- _Exercise objective_
Output the records. Match them exactly.

- _Input for this task_
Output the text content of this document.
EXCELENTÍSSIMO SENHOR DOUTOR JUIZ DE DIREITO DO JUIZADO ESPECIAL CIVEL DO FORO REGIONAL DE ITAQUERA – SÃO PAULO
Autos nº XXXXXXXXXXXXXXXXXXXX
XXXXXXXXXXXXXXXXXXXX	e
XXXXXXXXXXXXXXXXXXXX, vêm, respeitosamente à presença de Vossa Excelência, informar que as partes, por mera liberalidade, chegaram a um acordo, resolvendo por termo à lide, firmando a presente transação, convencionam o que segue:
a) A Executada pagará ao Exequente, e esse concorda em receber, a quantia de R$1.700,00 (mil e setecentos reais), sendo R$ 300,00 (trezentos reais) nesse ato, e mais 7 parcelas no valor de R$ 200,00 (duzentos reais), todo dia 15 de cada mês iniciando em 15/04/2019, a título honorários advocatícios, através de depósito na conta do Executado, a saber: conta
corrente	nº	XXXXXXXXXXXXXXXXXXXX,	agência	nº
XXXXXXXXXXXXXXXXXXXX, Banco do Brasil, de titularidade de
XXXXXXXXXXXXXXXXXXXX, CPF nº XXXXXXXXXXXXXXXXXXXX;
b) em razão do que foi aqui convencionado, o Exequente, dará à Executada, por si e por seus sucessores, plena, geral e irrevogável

- _Answer for the task_
Output the text content of this document.
EXCELENTÍSSIMO SENHOR DOUTOR JUIZ DE DIREITO DO JUIZADO ESPECIAL CIVEL DO FORO REGIONAL DE ITAQUERA – SÃO PAULO
Autos nº XXXXXXXXXXXXXXXXXXXX
XXXXXXXXXXXXXXXXXXXX	e
XXXXXXXXXXXXXXXXXXXX, vêm, respeitosamente à presença de Vossa Excelência, informar que as partes, por mera liberalidade, chegaram a um acordo, resolvendo por termo à lide, firmando a presente transação, convencionam o que segue:
a) A Executada pagará ao Exequente, e esse concorda em receber, a quantia de R$1.700,00 (mil e setecentos reais), sendo R$ 300,00 (trezentos reais) nesse ato, e mais 7 parcelas no valor de R$ 200,00 (duzentos reais), todo dia 15 de cada mês iniciando em 15/04/2019, a título honorários advocatícios, através de depósito na conta do Executado, a saber: conta
corrente	nº	XXXXXXXXXXXXXXXXXXXX,	agência	nº
XXXXXXXXXXXXXXXXXXXX, Banco do Brasil, de titularidade de
XXXXXXXXXXXXXXXXXXXX, CPF nº XXXXXXXXXXXXXXXXXXXX;
b) em razão do que foi aqui convencionado, o Exequente, dará à Executada, por si e por seus sucessores, plena, geral e irrevogável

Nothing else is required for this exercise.